* **Goal**: Copy every line in which the string "icon" occurs.

Data entries:
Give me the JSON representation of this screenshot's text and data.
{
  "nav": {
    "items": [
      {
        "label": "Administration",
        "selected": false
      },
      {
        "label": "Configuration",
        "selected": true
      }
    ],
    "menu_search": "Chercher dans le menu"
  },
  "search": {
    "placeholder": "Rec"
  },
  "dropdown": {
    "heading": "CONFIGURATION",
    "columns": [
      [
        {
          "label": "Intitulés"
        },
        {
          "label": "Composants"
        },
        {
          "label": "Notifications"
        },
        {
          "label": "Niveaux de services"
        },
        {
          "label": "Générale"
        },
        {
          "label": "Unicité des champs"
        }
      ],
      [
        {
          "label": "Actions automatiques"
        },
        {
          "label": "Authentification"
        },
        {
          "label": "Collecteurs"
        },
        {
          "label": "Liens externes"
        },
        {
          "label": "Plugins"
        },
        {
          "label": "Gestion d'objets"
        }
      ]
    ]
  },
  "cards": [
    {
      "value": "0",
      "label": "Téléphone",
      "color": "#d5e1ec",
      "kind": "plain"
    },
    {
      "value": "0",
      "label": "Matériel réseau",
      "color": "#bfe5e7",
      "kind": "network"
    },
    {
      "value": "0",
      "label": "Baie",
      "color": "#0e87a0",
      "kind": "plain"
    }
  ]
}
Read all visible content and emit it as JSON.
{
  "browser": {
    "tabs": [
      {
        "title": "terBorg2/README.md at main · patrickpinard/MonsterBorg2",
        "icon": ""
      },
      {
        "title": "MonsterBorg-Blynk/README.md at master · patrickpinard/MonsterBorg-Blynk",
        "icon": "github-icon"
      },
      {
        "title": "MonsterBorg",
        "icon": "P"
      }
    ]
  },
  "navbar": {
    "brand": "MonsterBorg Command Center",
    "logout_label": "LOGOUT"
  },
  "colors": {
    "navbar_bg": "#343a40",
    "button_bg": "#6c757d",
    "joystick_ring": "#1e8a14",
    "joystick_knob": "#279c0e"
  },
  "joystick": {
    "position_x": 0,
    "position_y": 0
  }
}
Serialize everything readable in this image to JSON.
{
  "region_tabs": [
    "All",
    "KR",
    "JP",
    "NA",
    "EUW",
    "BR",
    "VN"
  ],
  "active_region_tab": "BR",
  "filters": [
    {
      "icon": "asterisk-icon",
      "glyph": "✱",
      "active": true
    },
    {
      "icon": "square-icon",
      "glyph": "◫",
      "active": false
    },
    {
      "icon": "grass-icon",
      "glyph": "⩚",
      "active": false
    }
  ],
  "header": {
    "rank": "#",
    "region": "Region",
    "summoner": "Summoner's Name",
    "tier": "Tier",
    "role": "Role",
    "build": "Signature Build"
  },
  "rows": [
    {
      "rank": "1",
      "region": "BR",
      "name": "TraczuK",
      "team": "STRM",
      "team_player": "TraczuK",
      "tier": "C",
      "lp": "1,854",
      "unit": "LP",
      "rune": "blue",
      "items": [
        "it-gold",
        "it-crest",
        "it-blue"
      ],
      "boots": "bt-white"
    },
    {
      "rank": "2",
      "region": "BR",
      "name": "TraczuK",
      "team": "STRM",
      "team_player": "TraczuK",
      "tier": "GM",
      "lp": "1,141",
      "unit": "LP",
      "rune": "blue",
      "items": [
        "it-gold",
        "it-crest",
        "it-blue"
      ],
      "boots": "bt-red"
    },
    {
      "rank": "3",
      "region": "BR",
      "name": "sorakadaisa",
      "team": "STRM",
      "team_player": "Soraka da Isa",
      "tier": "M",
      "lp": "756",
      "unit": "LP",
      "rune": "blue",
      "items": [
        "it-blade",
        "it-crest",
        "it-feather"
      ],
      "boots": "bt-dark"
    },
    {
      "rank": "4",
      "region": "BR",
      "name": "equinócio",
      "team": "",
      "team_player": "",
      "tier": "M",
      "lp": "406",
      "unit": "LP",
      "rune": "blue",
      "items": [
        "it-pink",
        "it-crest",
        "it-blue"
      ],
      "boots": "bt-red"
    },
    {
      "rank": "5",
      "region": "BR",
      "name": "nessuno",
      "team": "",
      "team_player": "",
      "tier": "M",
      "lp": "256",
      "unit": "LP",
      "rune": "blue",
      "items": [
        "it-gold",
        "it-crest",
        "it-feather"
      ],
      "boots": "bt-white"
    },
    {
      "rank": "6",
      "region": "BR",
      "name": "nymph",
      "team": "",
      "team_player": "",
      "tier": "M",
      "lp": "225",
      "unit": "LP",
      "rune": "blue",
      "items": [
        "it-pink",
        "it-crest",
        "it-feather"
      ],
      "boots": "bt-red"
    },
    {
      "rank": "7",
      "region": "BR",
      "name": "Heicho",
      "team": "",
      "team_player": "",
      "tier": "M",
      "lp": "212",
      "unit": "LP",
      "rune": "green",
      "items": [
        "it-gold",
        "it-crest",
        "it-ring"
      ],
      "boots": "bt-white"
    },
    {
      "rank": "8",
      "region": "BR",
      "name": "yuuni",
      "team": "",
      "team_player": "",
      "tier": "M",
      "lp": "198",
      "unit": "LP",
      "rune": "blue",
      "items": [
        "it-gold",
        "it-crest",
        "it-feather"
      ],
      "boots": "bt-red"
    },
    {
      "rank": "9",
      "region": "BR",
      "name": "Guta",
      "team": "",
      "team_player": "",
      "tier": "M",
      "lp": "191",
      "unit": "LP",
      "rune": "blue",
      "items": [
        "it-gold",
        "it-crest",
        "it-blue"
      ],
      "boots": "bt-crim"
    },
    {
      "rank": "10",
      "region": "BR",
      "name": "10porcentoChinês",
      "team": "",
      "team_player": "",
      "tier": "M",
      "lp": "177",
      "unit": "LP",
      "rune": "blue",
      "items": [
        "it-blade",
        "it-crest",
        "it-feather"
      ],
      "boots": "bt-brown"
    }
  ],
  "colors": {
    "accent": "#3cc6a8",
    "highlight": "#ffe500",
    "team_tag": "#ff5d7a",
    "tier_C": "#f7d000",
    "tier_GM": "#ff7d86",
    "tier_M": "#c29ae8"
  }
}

* **The reply**:
        "icon": ""
        "icon": "github-icon"
        "icon": "P"
      "icon": "asterisk-icon",
      "icon": "square-icon",
      "icon": "grass-icon",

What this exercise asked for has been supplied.